▶ To be done:
Report every line of the material below that contains the string "entry". Case counts.

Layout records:
───
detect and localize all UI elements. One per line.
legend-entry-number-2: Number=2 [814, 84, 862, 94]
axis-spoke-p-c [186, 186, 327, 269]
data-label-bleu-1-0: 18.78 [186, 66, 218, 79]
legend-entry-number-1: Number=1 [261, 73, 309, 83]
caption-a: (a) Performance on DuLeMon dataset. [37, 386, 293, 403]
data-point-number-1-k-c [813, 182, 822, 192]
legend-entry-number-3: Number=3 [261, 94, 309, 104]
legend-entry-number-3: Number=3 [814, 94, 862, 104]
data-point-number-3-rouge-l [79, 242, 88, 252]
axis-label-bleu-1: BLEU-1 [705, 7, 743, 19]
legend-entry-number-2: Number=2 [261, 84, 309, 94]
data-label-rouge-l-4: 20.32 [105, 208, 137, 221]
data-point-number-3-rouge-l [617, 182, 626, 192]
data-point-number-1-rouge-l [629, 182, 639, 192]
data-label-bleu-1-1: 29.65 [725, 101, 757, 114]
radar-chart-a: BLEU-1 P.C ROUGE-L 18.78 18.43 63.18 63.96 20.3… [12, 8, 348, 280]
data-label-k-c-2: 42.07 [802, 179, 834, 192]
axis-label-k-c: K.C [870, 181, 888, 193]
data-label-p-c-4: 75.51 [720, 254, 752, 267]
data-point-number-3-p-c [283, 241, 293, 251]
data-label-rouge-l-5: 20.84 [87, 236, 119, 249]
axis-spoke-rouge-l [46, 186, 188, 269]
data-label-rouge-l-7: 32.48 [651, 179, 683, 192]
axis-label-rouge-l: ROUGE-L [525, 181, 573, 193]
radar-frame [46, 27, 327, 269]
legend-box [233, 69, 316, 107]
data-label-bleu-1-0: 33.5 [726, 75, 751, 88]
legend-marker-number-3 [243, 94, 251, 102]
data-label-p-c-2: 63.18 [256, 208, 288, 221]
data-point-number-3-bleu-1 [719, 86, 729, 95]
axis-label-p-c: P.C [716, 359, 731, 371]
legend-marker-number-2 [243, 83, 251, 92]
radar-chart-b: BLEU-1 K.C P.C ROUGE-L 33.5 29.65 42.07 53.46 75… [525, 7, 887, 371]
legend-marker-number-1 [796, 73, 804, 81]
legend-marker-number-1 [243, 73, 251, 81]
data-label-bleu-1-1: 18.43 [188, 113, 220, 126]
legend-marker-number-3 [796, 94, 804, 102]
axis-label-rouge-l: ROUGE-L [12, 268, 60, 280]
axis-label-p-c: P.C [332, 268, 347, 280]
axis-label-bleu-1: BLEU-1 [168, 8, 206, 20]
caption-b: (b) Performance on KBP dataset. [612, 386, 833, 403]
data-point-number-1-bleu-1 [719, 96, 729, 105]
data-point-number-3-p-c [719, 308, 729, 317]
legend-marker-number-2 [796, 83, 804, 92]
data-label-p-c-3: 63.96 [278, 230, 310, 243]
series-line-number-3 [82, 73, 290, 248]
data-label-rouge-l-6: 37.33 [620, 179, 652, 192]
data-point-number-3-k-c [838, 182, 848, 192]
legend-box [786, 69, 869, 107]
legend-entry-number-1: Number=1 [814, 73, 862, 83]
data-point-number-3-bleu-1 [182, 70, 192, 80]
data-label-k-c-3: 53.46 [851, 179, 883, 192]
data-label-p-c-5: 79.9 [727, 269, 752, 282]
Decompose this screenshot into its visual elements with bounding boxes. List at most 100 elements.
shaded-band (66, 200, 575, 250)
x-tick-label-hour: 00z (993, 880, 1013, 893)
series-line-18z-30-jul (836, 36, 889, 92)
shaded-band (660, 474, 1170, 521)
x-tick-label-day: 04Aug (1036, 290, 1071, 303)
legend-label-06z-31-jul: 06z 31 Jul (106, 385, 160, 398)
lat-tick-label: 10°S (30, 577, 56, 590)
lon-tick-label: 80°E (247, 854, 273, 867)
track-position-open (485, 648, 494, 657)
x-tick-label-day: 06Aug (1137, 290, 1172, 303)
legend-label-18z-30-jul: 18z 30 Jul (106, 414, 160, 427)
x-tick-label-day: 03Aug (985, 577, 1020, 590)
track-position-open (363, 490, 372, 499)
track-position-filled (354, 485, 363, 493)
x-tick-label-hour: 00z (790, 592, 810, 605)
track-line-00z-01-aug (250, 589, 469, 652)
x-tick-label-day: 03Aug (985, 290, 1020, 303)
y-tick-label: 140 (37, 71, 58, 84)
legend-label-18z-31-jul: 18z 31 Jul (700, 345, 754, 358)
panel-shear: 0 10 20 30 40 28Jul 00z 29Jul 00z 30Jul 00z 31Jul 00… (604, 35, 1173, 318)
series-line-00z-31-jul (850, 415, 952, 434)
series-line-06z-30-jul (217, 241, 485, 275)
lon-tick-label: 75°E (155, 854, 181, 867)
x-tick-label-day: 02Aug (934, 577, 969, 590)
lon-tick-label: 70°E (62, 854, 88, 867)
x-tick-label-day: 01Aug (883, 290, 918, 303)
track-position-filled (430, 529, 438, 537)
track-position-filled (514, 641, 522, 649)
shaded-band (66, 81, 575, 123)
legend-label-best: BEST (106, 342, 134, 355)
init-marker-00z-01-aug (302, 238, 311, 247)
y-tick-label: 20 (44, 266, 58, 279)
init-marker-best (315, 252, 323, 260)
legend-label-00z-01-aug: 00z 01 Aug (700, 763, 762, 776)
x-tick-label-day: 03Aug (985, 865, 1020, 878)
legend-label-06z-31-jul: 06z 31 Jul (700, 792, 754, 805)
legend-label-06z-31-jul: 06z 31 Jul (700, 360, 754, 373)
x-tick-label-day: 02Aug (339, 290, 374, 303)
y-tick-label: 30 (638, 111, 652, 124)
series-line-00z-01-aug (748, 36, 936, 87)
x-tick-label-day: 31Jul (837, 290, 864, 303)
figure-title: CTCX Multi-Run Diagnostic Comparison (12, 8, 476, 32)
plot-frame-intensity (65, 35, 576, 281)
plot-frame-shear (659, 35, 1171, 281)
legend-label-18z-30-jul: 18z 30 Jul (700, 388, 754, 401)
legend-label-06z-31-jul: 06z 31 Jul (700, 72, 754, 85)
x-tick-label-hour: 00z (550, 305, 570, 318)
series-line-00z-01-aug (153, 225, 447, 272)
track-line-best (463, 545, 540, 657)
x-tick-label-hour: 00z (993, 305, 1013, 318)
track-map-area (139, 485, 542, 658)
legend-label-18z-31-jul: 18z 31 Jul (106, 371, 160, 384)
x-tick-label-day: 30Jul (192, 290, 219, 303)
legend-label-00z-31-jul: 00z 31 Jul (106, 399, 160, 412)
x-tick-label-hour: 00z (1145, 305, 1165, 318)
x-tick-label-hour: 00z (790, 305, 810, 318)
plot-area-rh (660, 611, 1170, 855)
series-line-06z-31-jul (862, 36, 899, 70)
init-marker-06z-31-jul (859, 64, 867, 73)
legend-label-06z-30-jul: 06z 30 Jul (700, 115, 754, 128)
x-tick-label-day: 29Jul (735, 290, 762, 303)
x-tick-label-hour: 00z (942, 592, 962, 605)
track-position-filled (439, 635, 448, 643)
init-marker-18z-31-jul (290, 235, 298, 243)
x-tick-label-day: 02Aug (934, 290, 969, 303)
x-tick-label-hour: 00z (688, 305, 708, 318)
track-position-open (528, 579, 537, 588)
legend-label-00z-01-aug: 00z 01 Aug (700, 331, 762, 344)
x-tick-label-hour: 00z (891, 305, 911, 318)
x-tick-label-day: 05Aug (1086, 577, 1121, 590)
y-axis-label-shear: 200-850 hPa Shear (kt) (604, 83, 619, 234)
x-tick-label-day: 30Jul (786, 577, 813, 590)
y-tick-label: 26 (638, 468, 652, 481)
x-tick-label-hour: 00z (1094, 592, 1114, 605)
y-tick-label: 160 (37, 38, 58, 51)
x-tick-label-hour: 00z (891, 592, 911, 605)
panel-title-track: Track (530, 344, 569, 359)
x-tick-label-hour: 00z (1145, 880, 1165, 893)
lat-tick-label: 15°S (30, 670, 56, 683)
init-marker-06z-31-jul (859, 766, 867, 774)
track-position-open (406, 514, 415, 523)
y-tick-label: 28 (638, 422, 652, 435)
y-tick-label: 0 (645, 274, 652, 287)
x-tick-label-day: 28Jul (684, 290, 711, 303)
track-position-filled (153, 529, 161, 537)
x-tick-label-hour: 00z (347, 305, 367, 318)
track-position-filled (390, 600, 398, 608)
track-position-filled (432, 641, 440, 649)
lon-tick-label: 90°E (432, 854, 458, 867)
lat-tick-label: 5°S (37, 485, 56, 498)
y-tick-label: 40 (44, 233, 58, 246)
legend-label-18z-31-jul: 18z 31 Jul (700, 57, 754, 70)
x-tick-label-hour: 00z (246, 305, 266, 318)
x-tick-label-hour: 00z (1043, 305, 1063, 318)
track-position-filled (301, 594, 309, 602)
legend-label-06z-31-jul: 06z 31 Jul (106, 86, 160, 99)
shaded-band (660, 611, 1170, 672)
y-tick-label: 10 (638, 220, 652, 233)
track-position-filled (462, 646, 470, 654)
───
▶ Correct output:
legend-entry-number-2: Number=2 [814, 84, 862, 94]
legend-entry-number-1: Number=1 [261, 73, 309, 83]
legend-entry-number-3: Number=3 [261, 94, 309, 104]
legend-entry-number-3: Number=3 [814, 94, 862, 104]
legend-entry-number-2: Number=2 [261, 84, 309, 94]
legend-entry-number-1: Number=1 [814, 73, 862, 83]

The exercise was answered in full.